WHAT TO PRODUCE
Return the number of lines that contain the word "Aktienkapital", and return nothing else.

[Dataset entries]
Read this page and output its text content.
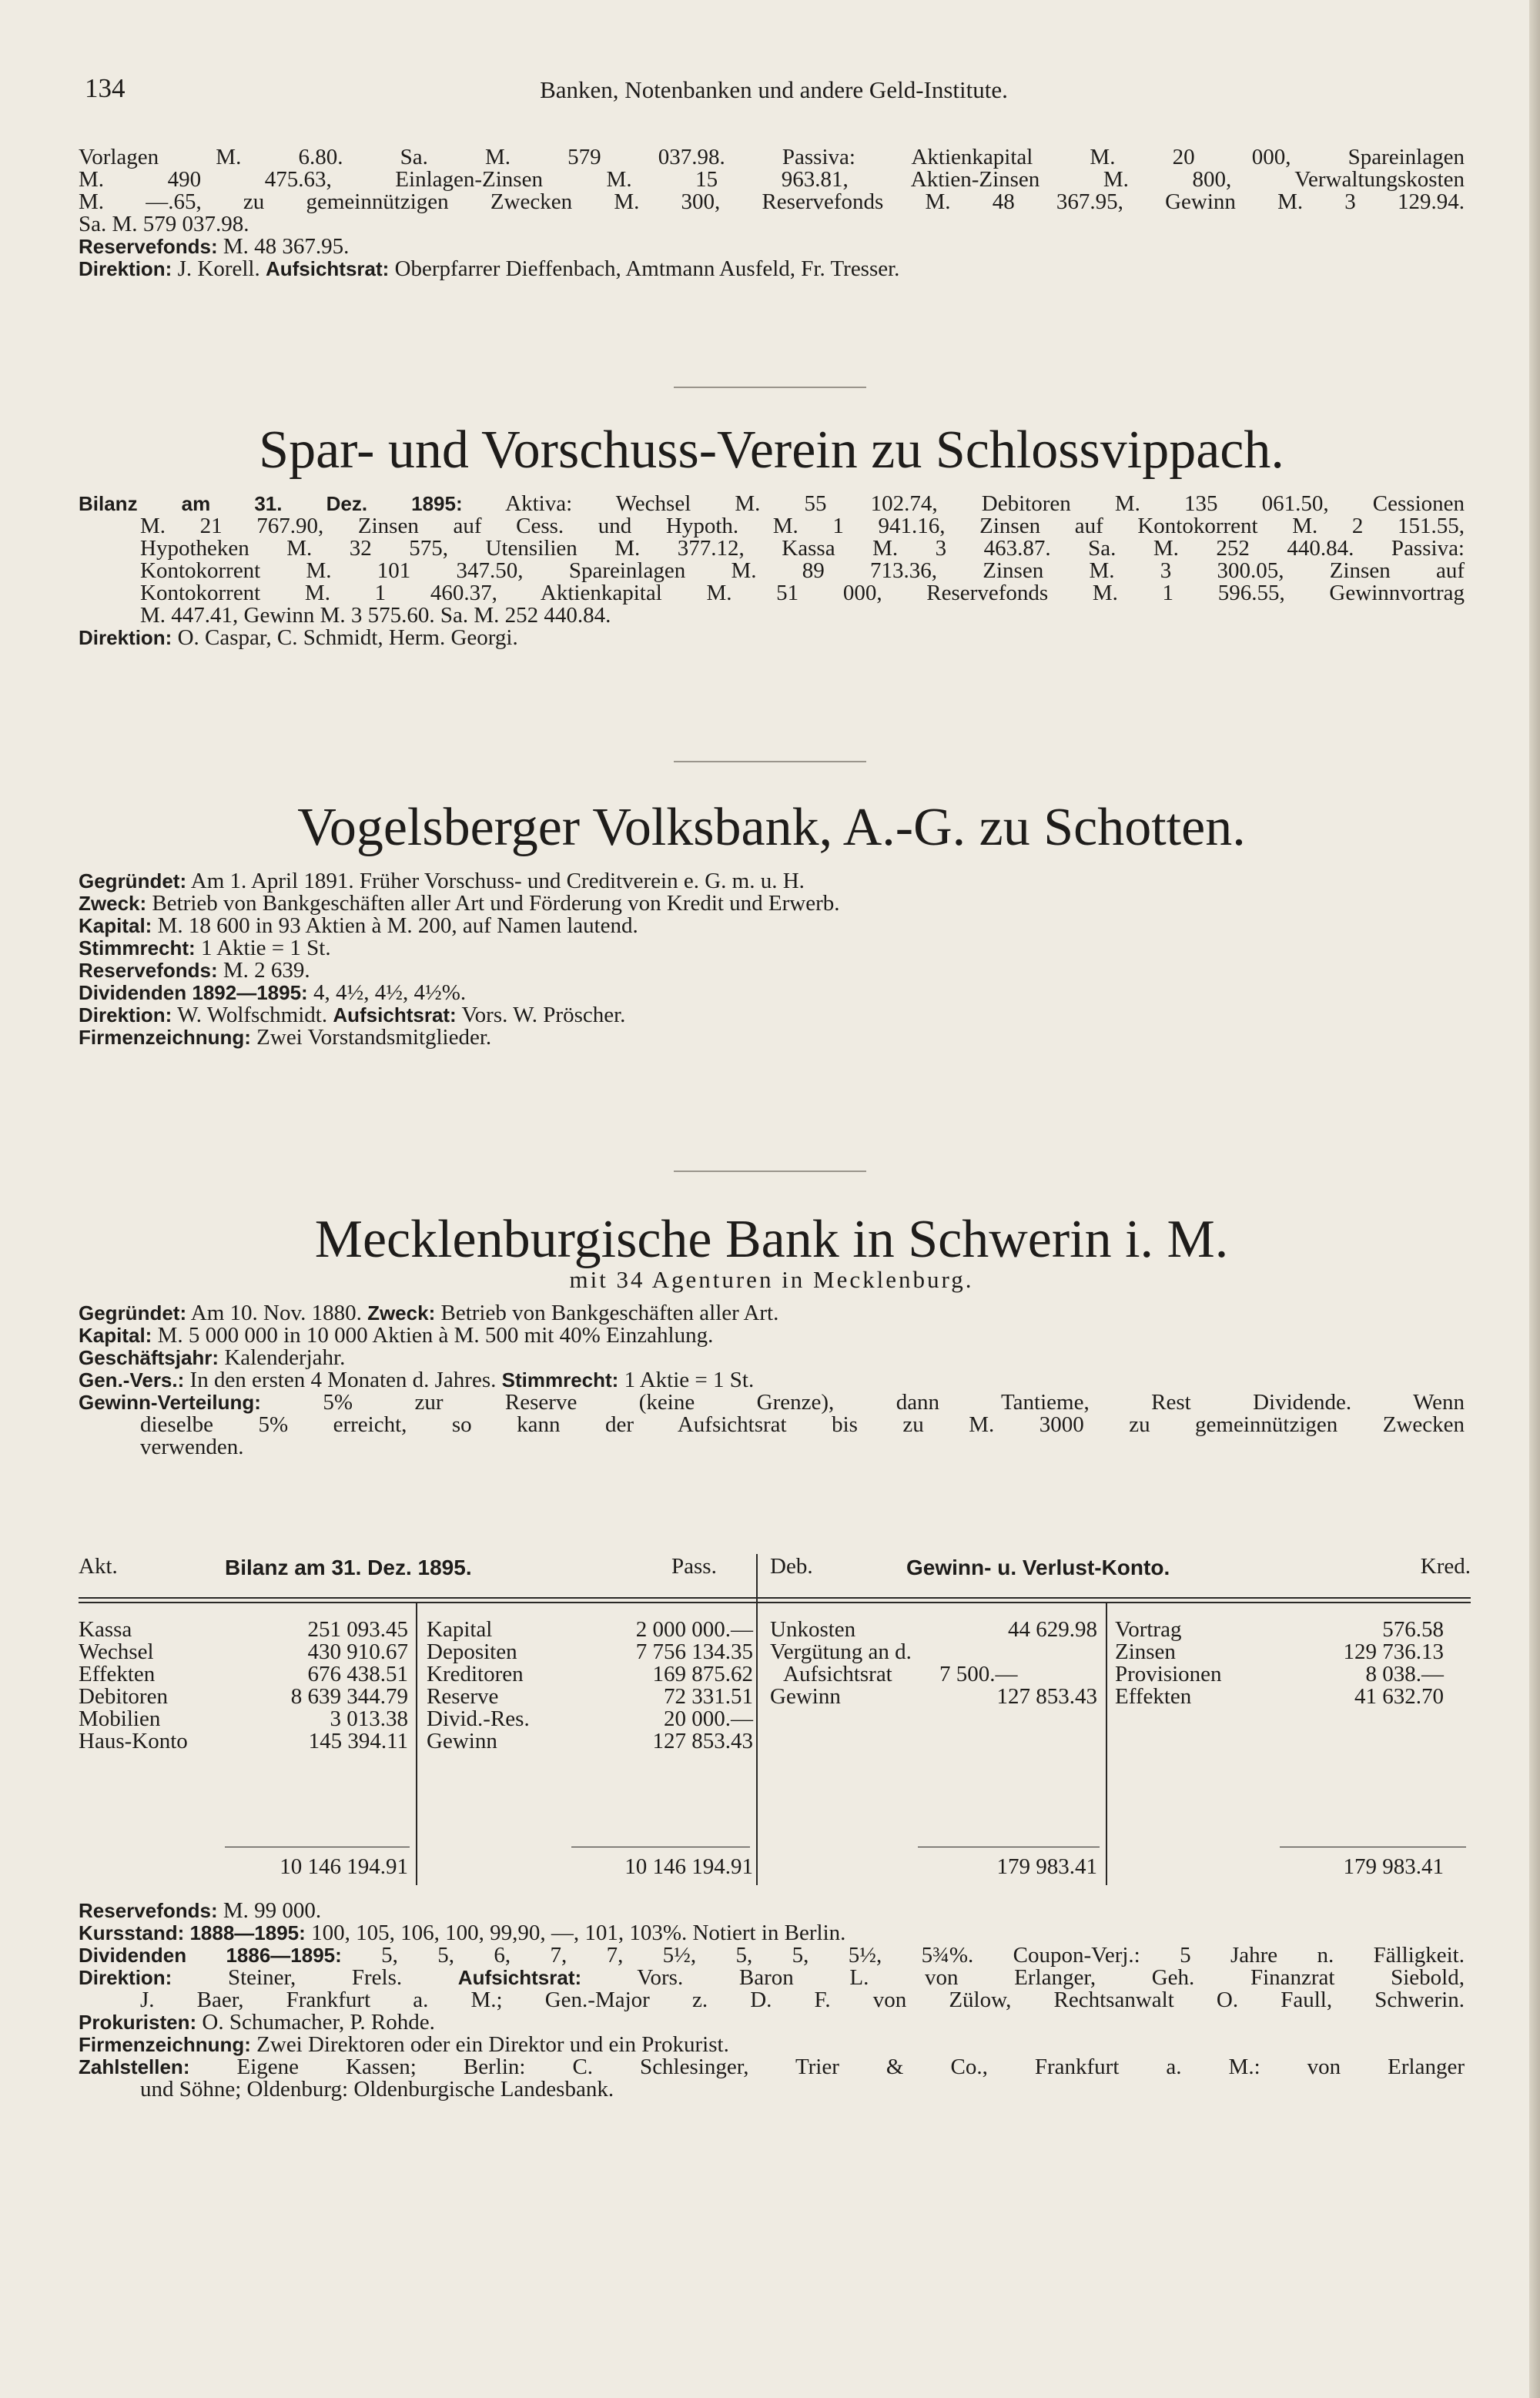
134	Banken, Notenbanken und andere Geld-Institute.
Vorlagen M. 6.80. Sa. M. 579 037.98. Passiva: Aktienkapital M. 20 000, Spareinlagen
M. 490 475.63, Einlagen-Zinsen M. 15 963.81, Aktien-Zinsen M. 800, Verwaltungskosten
M. —.65, zu gemeinnützigen Zwecken M. 300, Reservefonds M. 48 367.95, Gewinn M. 3 129.94.
Sa. M. 579 037.98.
Reservefonds: M. 48 367.95.
Direktion: J. Korell. Aufsichtsrat: Oberpfarrer Dieffenbach, Amtmann Ausfeld, Fr. Tresser.
Spar- und Vorschuss-Verein zu Schlossvippach.
Bilanz am 31. Dez. 1895: Aktiva: Wechsel M. 55 102.74, Debitoren M. 135 061.50, Cessionen
M. 21 767.90, Zinsen auf Cess. und Hypoth. M. 1 941.16, Zinsen auf Kontokorrent M. 2 151.55,
Hypotheken M. 32 575, Utensilien M. 377.12, Kassa M. 3 463.87. Sa. M. 252 440.84. Passiva:
Kontokorrent M. 101 347.50, Spareinlagen M. 89 713.36, Zinsen M. 3 300.05, Zinsen auf
Kontokorrent M. 1 460.37, Aktienkapital M. 51 000, Reservefonds M. 1 596.55, Gewinnvortrag
M. 447.41, Gewinn M. 3 575.60. Sa. M. 252 440.84.
Direktion: O. Caspar, C. Schmidt, Herm. Georgi.
Vogelsberger Volksbank, A.-G. zu Schotten.
Gegründet: Am 1. April 1891. Früher Vorschuss- und Creditverein e. G. m. u. H.
Zweck: Betrieb von Bankgeschäften aller Art und Förderung von Kredit und Erwerb.
Kapital: M. 18 600 in 93 Aktien à M. 200, auf Namen lautend.
Stimmrecht: 1 Aktie = 1 St.
Reservefonds: M. 2 639.
Dividenden 1892—1895: 4, 4½, 4½, 4½%.
Direktion: W. Wolfschmidt. Aufsichtsrat: Vors. W. Pröscher.
Firmenzeichnung: Zwei Vorstandsmitglieder.
Mecklenburgische Bank in Schwerin i. M.
mit 34 Agenturen in Mecklenburg.
Gegründet: Am 10. Nov. 1880. Zweck: Betrieb von Bankgeschäften aller Art.
Kapital: M. 5 000 000 in 10 000 Aktien à M. 500 mit 40% Einzahlung.
Geschäftsjahr: Kalenderjahr.
Gen.-Vers.: In den ersten 4 Monaten d. Jahres. Stimmrecht: 1 Aktie = 1 St.
Gewinn-Verteilung:	5% zur Reserve (keine Grenze), dann Tantieme, Rest Dividende. Wenn
dieselbe 5% erreicht, so kann der Aufsichtsrat bis zu M. 3000 zu gemeinnützigen Zwecken
verwenden.
Akt.	Bilanz am 31. Dez. 1895.	Pass. Deb.	Gewinn- u. Verlust-Konto.	Kred.
Kassa	251 093.45
Wechsel	430 910.67
Effekten	676 438.51
Debitoren	8 639 344.79
Mobilien	3 013.38
Haus-Konto	145 394.11
Kapital	2 000 000.—
Depositen	7 756 134.35
Kreditoren	169 875.62
Reserve	72 331.51
Divid.-Res.	20 000.—
Gewinn	127 853.43
Unkosten	44 629.98
Vergütung an d.
Aufsichtsrat 7 500.—
Gewinn	127 853.43
Vortrag	576.58
Zinsen	129 736.13
Provisionen	8 038.—
Effekten	41 632.70
10 146 194.91	10 146 194.91	179 983.41	179 983.41
Reservefonds: M. 99 000.
Kursstand: 1888—1895: 100, 105, 106, 100, 99,90, —, 101, 103%. Notiert in Berlin.
Dividenden 1886—1895: 5, 5, 6, 7, 7, 5½, 5, 5, 5½, 5¾%. Coupon-Verj.: 5 Jahre n. Fälligkeit.
Direktion:	Steiner, Frels.	Aufsichtsrat: Vors. Baron L. von Erlanger, Geh. Finanzrat Siebold,
J. Baer, Frankfurt a. M.; Gen.-Major z. D. F. von Zülow, Rechtsanwalt O. Faull, Schwerin.
Prokuristen: O. Schumacher, P. Rohde.
Firmenzeichnung: Zwei Direktoren oder ein Direktor und ein Prokurist.
Zahlstellen: Eigene Kassen; Berlin: C. Schlesinger, Trier & Co., Frankfurt a. M.: von Erlanger
und Söhne; Oldenburg: Oldenburgische Landesbank.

SOLUTION TO THE EXERCISE
2